Input rows |

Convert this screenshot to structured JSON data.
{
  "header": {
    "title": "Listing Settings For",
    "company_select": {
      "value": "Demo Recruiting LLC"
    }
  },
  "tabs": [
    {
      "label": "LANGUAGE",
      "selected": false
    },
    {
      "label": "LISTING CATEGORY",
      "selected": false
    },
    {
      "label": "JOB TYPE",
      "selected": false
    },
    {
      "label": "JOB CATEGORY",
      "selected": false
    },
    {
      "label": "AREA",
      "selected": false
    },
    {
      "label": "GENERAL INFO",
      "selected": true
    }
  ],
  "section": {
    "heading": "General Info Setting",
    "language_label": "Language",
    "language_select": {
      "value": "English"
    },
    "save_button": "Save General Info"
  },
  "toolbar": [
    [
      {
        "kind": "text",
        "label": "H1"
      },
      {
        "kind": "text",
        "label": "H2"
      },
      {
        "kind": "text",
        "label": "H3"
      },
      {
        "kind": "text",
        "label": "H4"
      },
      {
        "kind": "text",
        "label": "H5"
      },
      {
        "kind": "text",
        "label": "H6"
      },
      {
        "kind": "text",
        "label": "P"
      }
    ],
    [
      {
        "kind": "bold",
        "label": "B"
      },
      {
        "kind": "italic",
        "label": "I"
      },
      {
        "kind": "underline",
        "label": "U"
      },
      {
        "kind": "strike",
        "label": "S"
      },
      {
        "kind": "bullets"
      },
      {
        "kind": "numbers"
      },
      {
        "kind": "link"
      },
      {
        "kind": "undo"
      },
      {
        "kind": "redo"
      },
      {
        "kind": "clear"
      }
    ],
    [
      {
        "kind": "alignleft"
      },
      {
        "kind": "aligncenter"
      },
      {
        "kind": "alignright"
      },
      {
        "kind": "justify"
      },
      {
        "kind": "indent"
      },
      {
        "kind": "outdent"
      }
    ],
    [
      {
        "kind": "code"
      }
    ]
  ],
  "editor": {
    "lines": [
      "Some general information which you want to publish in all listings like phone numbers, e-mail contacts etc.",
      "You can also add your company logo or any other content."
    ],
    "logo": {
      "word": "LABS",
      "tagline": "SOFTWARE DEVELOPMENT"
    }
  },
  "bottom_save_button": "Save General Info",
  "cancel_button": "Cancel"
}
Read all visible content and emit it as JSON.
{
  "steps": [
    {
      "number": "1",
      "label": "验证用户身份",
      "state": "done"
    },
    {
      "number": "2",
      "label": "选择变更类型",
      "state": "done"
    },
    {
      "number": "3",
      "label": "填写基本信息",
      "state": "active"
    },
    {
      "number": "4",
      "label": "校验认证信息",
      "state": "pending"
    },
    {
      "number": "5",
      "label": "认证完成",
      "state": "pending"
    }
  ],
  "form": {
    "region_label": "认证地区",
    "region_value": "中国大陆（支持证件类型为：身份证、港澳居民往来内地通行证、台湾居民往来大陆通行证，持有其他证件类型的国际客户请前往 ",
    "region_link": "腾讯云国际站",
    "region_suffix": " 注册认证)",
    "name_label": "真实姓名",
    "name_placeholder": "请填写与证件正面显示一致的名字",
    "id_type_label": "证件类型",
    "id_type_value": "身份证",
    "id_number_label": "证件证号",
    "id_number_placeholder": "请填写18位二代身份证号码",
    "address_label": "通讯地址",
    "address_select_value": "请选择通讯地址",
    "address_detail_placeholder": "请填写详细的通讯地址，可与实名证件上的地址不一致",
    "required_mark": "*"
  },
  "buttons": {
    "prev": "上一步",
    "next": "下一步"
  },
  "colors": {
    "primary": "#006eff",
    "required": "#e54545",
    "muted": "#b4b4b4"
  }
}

Problem |
Return nothing except the number of lines that include the string "Save".

Finished task |
2